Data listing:
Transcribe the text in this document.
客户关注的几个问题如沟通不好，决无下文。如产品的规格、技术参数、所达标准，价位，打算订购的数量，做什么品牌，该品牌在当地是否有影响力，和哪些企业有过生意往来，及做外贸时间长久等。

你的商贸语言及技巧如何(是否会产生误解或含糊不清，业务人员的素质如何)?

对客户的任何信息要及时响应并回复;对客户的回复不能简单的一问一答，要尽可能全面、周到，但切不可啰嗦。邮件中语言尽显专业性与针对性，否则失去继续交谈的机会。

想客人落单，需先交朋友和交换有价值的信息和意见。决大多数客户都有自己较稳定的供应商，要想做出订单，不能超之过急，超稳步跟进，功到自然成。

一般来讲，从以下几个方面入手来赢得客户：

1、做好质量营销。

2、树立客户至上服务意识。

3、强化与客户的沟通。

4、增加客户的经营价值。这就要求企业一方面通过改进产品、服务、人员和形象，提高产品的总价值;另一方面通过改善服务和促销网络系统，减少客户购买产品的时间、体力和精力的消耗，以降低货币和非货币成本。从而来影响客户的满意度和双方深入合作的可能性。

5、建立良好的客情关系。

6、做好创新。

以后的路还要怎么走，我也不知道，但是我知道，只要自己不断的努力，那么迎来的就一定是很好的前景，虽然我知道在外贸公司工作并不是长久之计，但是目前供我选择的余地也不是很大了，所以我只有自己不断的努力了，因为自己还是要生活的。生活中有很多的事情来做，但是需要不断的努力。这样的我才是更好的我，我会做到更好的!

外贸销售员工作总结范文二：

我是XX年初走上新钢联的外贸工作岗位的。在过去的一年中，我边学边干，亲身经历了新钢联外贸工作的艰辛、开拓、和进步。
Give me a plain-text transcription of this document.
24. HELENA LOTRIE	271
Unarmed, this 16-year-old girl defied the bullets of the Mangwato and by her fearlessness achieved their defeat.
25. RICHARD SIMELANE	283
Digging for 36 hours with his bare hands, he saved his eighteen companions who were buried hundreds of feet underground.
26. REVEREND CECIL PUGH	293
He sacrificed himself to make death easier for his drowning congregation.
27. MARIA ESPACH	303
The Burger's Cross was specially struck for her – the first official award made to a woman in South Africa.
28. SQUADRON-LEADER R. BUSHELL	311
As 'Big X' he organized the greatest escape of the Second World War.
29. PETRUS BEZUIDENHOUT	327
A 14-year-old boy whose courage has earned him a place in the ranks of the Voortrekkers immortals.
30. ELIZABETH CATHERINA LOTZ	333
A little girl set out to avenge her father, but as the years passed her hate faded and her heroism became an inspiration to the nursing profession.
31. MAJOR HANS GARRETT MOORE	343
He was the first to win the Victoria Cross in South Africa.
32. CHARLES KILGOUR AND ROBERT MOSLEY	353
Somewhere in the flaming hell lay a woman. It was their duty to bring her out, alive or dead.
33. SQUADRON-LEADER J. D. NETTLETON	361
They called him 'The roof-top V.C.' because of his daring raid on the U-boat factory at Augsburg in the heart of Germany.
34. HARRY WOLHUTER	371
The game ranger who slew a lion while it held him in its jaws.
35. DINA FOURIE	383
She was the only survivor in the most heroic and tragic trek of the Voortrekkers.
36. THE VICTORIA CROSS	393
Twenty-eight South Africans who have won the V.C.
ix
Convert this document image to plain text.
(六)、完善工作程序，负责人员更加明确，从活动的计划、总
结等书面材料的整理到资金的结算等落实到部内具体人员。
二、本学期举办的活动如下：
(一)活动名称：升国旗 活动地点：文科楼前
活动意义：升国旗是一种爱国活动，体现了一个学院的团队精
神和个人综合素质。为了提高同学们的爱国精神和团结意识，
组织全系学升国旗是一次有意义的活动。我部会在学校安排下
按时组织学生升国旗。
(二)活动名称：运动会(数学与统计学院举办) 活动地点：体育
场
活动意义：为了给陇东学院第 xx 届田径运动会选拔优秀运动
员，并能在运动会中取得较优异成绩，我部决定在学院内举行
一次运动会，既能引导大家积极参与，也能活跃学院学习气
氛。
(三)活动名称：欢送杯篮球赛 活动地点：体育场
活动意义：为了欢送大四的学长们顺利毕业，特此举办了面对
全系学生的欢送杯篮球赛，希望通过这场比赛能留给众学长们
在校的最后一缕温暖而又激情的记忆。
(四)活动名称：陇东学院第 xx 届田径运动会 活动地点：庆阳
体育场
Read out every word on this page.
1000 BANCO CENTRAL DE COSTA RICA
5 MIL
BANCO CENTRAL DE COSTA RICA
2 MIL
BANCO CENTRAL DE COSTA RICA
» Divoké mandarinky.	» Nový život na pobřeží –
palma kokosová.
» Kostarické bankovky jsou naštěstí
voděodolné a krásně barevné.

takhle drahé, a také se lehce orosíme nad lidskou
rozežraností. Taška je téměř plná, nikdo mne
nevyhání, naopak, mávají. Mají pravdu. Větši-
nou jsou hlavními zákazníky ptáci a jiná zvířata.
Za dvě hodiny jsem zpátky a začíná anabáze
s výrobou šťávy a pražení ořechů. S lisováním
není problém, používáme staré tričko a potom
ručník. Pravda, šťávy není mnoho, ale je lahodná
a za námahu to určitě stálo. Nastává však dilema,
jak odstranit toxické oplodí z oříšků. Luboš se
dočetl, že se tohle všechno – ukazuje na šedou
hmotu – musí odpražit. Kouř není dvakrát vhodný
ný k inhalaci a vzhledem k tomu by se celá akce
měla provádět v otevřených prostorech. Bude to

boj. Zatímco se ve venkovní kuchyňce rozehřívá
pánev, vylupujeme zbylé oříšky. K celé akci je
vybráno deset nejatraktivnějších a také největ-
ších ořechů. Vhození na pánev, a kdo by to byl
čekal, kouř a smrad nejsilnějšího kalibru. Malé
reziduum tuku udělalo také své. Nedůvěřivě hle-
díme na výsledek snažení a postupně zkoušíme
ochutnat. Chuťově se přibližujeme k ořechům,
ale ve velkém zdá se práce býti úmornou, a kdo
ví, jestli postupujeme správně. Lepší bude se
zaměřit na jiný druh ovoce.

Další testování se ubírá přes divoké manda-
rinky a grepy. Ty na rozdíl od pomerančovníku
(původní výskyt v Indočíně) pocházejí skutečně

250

- WHAT TO PRODUCE -
Working from the material above, state how many lines contain "není"; give only the number.

- FINISHED TASK -
3